Short exercise:
Scan the following material for the string "Disable" and copy each line in which it appears.

[Stored data entries]
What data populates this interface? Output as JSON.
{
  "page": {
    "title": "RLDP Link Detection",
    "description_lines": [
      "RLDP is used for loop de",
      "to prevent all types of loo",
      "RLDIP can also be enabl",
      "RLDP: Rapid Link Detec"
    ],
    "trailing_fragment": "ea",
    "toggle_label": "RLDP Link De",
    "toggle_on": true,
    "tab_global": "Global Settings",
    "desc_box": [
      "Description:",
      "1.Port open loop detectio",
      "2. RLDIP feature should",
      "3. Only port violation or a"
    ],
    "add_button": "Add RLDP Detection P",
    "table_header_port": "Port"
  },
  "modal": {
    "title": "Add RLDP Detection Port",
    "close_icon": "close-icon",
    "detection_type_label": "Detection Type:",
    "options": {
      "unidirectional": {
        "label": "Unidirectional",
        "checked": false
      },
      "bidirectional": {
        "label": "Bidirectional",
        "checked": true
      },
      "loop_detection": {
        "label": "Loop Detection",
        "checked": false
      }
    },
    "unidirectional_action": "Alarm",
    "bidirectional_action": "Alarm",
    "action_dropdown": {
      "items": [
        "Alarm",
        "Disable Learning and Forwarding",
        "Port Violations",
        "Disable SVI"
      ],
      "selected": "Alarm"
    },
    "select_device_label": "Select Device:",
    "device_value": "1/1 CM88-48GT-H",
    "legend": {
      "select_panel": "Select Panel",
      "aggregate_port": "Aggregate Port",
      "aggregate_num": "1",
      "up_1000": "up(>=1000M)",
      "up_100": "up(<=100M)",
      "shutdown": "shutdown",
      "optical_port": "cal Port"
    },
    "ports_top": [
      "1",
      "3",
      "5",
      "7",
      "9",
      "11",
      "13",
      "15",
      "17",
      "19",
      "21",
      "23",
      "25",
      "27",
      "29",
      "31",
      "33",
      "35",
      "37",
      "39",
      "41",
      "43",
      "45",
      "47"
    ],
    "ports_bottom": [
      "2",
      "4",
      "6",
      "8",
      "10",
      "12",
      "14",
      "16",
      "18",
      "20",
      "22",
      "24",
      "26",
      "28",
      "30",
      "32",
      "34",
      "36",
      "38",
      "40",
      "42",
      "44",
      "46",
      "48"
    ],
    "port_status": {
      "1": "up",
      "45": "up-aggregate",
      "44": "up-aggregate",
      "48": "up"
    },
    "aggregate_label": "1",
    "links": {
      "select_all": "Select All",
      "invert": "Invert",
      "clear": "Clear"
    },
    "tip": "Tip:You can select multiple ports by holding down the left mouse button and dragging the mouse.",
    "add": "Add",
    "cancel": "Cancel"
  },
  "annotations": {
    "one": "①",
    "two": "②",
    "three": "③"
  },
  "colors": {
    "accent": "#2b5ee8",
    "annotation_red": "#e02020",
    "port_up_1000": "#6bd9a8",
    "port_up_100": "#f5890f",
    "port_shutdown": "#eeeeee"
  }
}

Result below:
        "Disable Learning and Forwarding",
        "Disable SVI"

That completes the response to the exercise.